- [The exercise]: Return each entry exactly, omitting nothing.

***** Rows

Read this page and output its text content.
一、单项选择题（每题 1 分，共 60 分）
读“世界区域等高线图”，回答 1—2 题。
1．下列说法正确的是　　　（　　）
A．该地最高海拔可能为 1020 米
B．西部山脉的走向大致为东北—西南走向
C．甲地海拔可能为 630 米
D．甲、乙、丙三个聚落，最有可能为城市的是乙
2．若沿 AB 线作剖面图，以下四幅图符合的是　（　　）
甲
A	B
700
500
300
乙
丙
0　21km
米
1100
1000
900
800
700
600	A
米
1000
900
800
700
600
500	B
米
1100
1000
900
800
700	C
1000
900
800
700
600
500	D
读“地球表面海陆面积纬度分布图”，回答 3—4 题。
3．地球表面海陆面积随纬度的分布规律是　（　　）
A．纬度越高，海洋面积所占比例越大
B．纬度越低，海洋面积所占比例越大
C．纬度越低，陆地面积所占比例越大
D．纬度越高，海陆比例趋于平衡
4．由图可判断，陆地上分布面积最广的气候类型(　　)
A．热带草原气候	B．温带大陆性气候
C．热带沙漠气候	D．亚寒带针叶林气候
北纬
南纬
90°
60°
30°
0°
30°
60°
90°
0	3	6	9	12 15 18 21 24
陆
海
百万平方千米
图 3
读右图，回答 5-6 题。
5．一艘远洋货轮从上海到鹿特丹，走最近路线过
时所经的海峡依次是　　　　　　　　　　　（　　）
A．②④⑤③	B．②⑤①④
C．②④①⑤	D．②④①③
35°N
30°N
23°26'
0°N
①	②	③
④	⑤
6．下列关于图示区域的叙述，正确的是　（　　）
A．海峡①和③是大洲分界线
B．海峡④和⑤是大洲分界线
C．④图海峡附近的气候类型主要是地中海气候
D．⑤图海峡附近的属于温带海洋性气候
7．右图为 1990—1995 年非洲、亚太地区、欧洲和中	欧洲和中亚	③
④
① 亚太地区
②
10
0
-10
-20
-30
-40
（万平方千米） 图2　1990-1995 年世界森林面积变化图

**********

- [Complete output]:
Read this page and output its text content.
一、单项选择题（每题 1 分，共 60 分）
读“世界区域等高线图”，回答 1—2 题。
1．下列说法正确的是　　　（　　）
A．该地最高海拔可能为 1020 米
B．西部山脉的走向大致为东北—西南走向
C．甲地海拔可能为 630 米
D．甲、乙、丙三个聚落，最有可能为城市的是乙
2．若沿 AB 线作剖面图，以下四幅图符合的是　（　　）
甲
A	B
700
500
300
乙
丙
0　21km
米
1100
1000
900
800
700
600	A
米
1000
900
800
700
600
500	B
米
1100
1000
900
800
700	C
1000
900
800
700
600
500	D
读“地球表面海陆面积纬度分布图”，回答 3—4 题。
3．地球表面海陆面积随纬度的分布规律是　（　　）
A．纬度越高，海洋面积所占比例越大
B．纬度越低，海洋面积所占比例越大
C．纬度越低，陆地面积所占比例越大
D．纬度越高，海陆比例趋于平衡
4．由图可判断，陆地上分布面积最广的气候类型(　　)
A．热带草原气候	B．温带大陆性气候
C．热带沙漠气候	D．亚寒带针叶林气候
北纬
南纬
90°
60°
30°
0°
30°
60°
90°
0	3	6	9	12 15 18 21 24
陆
海
百万平方千米
图 3
读右图，回答 5-6 题。
5．一艘远洋货轮从上海到鹿特丹，走最近路线过
时所经的海峡依次是　　　　　　　　　　　（　　）
A．②④⑤③	B．②⑤①④
C．②④①⑤	D．②④①③
35°N
30°N
23°26'
0°N
①	②	③
④	⑤
6．下列关于图示区域的叙述，正确的是　（　　）
A．海峡①和③是大洲分界线
B．海峡④和⑤是大洲分界线
C．④图海峡附近的气候类型主要是地中海气候
D．⑤图海峡附近的属于温带海洋性气候
7．右图为 1990—1995 年非洲、亚太地区、欧洲和中	欧洲和中亚	③
④
① 亚太地区
②
10
0
-10
-20
-30
-40
（万平方千米） 图2　1990-1995 年世界森林面积变化图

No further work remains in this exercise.